• WORK REQUIRED: Every entry here needs to be repeated exactly.

[Dataset items]
^^^^^^^^

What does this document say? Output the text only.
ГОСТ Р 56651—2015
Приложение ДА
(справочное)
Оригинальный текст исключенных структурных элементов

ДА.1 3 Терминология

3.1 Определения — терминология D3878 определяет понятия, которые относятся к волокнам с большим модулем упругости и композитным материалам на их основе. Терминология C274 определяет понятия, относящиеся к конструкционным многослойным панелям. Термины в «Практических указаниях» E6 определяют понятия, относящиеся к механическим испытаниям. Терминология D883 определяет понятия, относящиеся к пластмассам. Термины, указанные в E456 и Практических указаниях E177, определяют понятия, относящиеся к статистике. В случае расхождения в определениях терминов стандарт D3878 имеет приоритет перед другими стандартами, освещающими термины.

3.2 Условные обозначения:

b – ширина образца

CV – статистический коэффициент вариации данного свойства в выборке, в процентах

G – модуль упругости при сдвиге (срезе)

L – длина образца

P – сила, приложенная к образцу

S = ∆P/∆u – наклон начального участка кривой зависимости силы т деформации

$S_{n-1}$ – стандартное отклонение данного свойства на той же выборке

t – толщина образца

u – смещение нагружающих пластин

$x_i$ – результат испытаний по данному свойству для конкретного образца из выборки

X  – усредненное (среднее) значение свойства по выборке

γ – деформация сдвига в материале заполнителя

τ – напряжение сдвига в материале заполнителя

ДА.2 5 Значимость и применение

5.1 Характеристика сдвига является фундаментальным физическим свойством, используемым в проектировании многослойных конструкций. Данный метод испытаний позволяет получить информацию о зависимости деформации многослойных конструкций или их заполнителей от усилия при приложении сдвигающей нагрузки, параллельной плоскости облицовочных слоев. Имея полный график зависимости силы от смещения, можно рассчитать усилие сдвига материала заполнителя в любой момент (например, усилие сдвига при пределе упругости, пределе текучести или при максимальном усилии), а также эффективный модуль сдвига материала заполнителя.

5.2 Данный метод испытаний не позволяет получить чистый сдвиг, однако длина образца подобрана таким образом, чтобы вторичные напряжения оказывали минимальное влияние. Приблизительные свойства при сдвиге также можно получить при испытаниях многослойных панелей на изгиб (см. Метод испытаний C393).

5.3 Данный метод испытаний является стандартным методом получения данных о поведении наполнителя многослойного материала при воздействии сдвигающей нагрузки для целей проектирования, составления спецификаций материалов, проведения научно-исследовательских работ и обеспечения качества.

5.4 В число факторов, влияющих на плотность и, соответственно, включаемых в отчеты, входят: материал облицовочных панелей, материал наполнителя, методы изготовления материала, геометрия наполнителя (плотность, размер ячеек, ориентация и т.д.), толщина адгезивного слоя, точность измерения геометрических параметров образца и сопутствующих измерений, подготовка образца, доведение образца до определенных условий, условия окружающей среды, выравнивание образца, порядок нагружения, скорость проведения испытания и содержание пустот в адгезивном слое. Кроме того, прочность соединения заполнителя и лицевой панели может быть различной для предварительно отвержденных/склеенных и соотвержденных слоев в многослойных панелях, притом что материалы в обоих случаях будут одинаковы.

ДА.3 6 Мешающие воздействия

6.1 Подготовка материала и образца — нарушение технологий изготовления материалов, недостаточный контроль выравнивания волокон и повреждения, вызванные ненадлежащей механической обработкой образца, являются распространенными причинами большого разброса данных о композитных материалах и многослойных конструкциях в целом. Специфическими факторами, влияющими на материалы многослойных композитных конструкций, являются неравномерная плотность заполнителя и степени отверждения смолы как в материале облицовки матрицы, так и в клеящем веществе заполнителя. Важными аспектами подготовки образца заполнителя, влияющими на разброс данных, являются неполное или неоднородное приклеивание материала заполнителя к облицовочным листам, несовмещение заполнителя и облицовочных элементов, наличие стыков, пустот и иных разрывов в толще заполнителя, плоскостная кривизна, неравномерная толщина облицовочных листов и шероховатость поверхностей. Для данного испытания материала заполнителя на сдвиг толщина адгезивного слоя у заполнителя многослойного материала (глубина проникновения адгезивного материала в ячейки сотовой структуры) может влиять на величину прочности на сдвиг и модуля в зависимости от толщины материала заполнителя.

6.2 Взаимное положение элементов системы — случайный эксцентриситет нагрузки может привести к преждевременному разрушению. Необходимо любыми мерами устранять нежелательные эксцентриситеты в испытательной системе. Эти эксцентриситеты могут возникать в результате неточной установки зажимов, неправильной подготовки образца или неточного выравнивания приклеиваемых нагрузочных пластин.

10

^^^^^^^^

• TASK OUTPUT:
What does this document say? Output the text only.
ГОСТ Р 56651—2015
Приложение ДА
(справочное)
Оригинальный текст исключенных структурных элементов

ДА.1 3 Терминология

3.1 Определения — терминология D3878 определяет понятия, которые относятся к волокнам с большим модулем упругости и композитным материалам на их основе. Терминология C274 определяет понятия, относящиеся к конструкционным многослойным панелям. Термины в «Практических указаниях» E6 определяют понятия, относящиеся к механическим испытаниям. Терминология D883 определяет понятия, относящиеся к пластмассам. Термины, указанные в E456 и Практических указаниях E177, определяют понятия, относящиеся к статистике. В случае расхождения в определениях терминов стандарт D3878 имеет приоритет перед другими стандартами, освещающими термины.

3.2 Условные обозначения:

b – ширина образца

CV – статистический коэффициент вариации данного свойства в выборке, в процентах

G – модуль упругости при сдвиге (срезе)

L – длина образца

P – сила, приложенная к образцу

S = ∆P/∆u – наклон начального участка кривой зависимости силы т деформации

$S_{n-1}$ – стандартное отклонение данного свойства на той же выборке

t – толщина образца

u – смещение нагружающих пластин

$x_i$ – результат испытаний по данному свойству для конкретного образца из выборки

X  – усредненное (среднее) значение свойства по выборке

γ – деформация сдвига в материале заполнителя

τ – напряжение сдвига в материале заполнителя

ДА.2 5 Значимость и применение

5.1 Характеристика сдвига является фундаментальным физическим свойством, используемым в проектировании многослойных конструкций. Данный метод испытаний позволяет получить информацию о зависимости деформации многослойных конструкций или их заполнителей от усилия при приложении сдвигающей нагрузки, параллельной плоскости облицовочных слоев. Имея полный график зависимости силы от смещения, можно рассчитать усилие сдвига материала заполнителя в любой момент (например, усилие сдвига при пределе упругости, пределе текучести или при максимальном усилии), а также эффективный модуль сдвига материала заполнителя.

5.2 Данный метод испытаний не позволяет получить чистый сдвиг, однако длина образца подобрана таким образом, чтобы вторичные напряжения оказывали минимальное влияние. Приблизительные свойства при сдвиге также можно получить при испытаниях многослойных панелей на изгиб (см. Метод испытаний C393).

5.3 Данный метод испытаний является стандартным методом получения данных о поведении наполнителя многослойного материала при воздействии сдвигающей нагрузки для целей проектирования, составления спецификаций материалов, проведения научно-исследовательских работ и обеспечения качества.

5.4 В число факторов, влияющих на плотность и, соответственно, включаемых в отчеты, входят: материал облицовочных панелей, материал наполнителя, методы изготовления материала, геометрия наполнителя (плотность, размер ячеек, ориентация и т.д.), толщина адгезивного слоя, точность измерения геометрических параметров образца и сопутствующих измерений, подготовка образца, доведение образца до определенных условий, условия окружающей среды, выравнивание образца, порядок нагружения, скорость проведения испытания и содержание пустот в адгезивном слое. Кроме того, прочность соединения заполнителя и лицевой панели может быть различной для предварительно отвержденных/склеенных и соотвержденных слоев в многослойных панелях, притом что материалы в обоих случаях будут одинаковы.

ДА.3 6 Мешающие воздействия

6.1 Подготовка материала и образца — нарушение технологий изготовления материалов, недостаточный контроль выравнивания волокон и повреждения, вызванные ненадлежащей механической обработкой образца, являются распространенными причинами большого разброса данных о композитных материалах и многослойных конструкциях в целом. Специфическими факторами, влияющими на материалы многослойных композитных конструкций, являются неравномерная плотность заполнителя и степени отверждения смолы как в материале облицовки матрицы, так и в клеящем веществе заполнителя. Важными аспектами подготовки образца заполнителя, влияющими на разброс данных, являются неполное или неоднородное приклеивание материала заполнителя к облицовочным листам, несовмещение заполнителя и облицовочных элементов, наличие стыков, пустот и иных разрывов в толще заполнителя, плоскостная кривизна, неравномерная толщина облицовочных листов и шероховатость поверхностей. Для данного испытания материала заполнителя на сдвиг толщина адгезивного слоя у заполнителя многослойного материала (глубина проникновения адгезивного материала в ячейки сотовой структуры) может влиять на величину прочности на сдвиг и модуля в зависимости от толщины материала заполнителя.

6.2 Взаимное положение элементов системы — случайный эксцентриситет нагрузки может привести к преждевременному разрушению. Необходимо любыми мерами устранять нежелательные эксцентриситеты в испытательной системе. Эти эксцентриситеты могут возникать в результате неточной установки зажимов, неправильной подготовки образца или неточного выравнивания приклеиваемых нагрузочных пластин.

10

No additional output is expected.